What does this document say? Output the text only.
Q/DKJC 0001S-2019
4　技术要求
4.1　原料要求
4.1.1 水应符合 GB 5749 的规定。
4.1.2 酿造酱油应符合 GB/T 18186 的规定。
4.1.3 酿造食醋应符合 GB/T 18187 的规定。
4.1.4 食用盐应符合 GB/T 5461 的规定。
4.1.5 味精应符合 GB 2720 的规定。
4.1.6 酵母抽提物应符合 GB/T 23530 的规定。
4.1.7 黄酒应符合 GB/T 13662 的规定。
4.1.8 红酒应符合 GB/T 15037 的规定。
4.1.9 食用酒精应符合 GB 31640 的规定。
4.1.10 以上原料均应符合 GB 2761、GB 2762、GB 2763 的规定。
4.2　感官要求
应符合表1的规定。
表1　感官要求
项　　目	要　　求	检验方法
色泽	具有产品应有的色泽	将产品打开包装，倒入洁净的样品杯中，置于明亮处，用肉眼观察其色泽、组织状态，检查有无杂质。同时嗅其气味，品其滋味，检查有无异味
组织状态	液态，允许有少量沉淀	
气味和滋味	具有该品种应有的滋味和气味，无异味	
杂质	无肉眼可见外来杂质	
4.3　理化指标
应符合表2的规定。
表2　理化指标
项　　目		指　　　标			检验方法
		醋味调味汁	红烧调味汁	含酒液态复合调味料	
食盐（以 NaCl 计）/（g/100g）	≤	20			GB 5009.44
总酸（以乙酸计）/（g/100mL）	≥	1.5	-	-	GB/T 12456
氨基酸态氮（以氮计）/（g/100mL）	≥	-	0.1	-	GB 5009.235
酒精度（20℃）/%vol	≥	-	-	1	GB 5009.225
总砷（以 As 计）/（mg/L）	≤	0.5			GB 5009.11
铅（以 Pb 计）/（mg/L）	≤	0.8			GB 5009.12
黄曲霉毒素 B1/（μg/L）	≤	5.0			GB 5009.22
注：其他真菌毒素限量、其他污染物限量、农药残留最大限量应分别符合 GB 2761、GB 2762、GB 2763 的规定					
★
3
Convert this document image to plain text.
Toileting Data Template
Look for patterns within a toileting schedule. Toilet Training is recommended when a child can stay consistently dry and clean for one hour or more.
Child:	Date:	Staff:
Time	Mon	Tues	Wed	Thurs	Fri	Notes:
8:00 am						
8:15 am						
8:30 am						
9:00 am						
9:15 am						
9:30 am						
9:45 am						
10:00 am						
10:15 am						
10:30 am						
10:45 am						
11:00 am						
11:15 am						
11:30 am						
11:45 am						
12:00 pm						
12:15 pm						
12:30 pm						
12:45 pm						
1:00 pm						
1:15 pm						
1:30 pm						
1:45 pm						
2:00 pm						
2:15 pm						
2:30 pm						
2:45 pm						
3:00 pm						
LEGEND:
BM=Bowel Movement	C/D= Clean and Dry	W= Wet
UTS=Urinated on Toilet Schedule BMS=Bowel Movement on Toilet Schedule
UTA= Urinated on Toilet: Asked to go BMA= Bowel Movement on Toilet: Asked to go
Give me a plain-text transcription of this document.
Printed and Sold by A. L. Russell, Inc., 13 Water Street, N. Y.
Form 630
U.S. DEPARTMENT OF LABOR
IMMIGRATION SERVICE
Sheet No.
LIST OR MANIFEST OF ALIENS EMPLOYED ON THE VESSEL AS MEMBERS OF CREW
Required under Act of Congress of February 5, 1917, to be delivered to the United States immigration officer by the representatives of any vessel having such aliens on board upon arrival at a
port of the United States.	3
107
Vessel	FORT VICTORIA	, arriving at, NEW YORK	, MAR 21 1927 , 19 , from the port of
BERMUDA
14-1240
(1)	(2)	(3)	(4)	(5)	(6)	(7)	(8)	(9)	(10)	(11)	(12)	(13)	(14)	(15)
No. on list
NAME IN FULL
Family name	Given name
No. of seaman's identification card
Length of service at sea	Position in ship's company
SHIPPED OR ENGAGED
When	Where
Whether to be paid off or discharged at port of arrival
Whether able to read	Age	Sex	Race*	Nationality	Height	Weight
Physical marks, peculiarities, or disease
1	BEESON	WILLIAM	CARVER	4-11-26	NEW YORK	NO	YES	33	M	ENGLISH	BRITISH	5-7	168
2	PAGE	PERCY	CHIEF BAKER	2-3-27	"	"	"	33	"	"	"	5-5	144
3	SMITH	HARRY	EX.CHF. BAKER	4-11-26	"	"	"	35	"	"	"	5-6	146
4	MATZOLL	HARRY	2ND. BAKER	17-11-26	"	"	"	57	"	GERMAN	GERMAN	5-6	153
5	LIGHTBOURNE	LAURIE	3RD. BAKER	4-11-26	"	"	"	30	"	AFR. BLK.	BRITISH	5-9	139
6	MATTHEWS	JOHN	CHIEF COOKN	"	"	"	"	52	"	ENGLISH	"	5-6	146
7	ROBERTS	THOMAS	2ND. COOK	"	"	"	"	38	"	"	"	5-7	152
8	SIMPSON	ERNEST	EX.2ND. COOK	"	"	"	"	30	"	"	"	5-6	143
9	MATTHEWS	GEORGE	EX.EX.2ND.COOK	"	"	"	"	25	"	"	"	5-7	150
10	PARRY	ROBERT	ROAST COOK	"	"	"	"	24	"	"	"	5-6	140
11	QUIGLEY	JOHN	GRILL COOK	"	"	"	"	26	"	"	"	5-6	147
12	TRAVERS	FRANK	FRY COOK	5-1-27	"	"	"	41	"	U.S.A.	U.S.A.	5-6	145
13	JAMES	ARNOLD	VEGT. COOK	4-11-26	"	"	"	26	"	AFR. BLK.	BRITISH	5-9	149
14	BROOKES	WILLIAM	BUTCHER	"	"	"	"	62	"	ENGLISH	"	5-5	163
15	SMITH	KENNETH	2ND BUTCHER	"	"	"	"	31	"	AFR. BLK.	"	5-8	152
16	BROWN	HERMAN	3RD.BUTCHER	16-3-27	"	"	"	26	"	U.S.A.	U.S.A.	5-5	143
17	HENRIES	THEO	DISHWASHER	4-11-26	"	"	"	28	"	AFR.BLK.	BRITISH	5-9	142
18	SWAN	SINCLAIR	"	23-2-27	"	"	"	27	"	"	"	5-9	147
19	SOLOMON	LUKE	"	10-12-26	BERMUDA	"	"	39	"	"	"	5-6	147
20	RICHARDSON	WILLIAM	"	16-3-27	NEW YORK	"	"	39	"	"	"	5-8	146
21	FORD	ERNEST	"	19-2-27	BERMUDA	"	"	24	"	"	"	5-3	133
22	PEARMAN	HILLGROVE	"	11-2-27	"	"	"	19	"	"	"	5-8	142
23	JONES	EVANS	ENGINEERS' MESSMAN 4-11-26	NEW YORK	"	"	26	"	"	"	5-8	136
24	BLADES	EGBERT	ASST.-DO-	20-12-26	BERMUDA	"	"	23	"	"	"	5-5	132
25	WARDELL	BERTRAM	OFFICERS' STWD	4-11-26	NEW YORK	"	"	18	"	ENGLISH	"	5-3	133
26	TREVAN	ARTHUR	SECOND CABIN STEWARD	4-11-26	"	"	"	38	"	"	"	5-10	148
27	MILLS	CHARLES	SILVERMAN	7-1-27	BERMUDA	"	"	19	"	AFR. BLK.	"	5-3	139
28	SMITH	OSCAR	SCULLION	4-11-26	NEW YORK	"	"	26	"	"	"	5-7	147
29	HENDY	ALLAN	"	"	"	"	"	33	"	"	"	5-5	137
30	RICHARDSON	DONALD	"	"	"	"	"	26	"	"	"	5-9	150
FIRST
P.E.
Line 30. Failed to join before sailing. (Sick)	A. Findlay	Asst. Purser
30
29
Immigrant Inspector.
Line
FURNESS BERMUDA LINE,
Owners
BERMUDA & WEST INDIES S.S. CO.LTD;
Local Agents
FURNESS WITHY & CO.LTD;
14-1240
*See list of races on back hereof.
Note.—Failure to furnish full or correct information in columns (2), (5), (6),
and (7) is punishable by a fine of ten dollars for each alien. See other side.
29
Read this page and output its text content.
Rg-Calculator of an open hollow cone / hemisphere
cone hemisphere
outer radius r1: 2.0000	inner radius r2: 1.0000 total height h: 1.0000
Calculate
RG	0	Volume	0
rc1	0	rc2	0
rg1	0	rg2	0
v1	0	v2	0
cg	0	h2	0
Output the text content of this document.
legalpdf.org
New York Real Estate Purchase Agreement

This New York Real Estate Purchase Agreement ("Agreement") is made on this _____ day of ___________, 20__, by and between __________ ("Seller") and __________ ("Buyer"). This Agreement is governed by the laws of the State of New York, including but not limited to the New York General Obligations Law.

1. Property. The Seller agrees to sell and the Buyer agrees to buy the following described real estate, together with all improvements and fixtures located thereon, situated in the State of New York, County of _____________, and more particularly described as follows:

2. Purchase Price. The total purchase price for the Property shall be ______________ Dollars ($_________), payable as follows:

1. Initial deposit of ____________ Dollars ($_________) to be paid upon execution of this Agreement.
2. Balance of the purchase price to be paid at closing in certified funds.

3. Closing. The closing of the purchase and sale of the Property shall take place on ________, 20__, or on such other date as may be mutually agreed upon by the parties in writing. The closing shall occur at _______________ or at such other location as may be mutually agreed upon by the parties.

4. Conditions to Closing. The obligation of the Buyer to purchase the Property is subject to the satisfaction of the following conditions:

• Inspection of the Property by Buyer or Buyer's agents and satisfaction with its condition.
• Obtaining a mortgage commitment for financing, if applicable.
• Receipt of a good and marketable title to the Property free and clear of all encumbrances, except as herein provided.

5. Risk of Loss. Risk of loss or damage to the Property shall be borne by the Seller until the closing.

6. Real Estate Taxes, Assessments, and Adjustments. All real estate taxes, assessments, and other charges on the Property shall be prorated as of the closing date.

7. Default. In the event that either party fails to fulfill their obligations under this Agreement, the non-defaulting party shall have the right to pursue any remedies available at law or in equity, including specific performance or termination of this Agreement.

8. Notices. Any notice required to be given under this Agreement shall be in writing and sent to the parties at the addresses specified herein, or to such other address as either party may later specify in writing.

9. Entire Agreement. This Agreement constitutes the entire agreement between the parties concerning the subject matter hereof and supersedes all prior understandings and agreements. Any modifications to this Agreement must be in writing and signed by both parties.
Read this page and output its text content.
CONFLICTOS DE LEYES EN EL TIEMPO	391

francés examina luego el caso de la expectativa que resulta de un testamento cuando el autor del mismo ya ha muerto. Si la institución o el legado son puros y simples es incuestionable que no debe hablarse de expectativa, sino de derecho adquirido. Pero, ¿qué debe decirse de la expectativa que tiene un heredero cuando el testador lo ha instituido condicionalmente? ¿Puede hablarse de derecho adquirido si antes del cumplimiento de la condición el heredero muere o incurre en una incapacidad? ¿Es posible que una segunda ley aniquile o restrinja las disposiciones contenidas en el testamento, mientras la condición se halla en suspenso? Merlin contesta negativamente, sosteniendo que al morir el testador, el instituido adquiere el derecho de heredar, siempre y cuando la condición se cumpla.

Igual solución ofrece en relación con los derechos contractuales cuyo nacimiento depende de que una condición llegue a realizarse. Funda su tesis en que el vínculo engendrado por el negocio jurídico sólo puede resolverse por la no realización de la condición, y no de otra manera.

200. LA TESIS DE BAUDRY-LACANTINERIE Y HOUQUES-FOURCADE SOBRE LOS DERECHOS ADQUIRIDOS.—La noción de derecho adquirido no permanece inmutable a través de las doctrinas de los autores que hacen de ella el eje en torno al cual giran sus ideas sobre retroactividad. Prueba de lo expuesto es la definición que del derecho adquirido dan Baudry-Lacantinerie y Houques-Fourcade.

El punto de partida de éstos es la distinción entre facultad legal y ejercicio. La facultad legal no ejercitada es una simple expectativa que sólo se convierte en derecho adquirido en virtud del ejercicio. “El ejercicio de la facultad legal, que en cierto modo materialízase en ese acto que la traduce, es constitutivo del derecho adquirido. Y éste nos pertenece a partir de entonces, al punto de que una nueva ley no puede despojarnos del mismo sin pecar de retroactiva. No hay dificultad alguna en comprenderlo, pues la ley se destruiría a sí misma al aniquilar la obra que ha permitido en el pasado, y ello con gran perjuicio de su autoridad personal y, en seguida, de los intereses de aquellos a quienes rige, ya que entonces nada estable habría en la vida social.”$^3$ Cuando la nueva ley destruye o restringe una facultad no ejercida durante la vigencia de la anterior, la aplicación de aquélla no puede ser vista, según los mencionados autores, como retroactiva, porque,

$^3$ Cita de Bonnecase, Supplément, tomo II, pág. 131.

▸ STATED TASK
Check every line in the material above for the string "price", then give only the number of lines that have it.

▸ COMPLETED EXERCISE
2